- _WHAT NEEDS TO BE DONE_:
Read the entries below and pull out each line with the string "color".

Figure record extracts
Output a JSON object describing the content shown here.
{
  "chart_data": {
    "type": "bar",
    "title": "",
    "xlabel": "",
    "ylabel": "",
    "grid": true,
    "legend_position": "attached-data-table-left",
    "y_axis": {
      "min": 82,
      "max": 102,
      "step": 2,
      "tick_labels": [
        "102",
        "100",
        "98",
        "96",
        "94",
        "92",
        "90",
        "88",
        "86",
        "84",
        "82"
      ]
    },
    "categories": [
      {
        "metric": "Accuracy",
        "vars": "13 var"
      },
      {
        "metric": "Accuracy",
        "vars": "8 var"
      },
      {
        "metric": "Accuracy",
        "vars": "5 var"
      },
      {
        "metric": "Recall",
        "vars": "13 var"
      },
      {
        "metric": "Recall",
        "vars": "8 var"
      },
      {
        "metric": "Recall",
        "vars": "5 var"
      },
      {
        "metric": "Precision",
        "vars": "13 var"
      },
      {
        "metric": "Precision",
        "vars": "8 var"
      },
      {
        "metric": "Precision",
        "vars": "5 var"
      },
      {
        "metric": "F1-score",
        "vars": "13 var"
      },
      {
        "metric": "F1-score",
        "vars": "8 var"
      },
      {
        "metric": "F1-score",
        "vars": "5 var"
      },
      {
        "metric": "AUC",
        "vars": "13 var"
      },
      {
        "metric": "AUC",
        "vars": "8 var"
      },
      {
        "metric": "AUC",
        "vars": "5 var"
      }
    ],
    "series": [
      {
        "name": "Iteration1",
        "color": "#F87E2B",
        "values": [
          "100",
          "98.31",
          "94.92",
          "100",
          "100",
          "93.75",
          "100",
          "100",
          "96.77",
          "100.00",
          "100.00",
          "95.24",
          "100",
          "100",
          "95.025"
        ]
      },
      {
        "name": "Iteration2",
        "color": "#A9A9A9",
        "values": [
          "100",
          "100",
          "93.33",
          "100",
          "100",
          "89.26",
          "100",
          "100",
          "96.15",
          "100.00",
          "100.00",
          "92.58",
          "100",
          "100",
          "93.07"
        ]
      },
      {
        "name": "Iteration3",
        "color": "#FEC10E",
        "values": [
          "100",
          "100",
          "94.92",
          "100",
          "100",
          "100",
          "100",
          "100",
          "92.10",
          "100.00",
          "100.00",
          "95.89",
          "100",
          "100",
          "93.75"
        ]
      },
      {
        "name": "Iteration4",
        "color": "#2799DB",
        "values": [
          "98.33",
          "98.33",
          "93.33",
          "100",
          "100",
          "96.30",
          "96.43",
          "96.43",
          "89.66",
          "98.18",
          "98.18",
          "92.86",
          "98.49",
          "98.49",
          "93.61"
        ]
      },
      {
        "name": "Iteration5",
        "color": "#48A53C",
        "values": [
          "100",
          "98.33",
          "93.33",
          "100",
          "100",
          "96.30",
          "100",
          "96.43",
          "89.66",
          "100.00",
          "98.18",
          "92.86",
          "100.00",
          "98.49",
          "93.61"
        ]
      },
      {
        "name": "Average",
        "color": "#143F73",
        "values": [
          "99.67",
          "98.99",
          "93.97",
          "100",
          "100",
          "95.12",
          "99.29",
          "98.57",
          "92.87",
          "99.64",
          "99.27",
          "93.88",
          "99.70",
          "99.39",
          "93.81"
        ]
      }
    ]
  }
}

- _SOLUTION_:
        "color": "#F87E2B",
        "color": "#A9A9A9",
        "color": "#FEC10E",
        "color": "#2799DB",
        "color": "#48A53C",
        "color": "#143F73",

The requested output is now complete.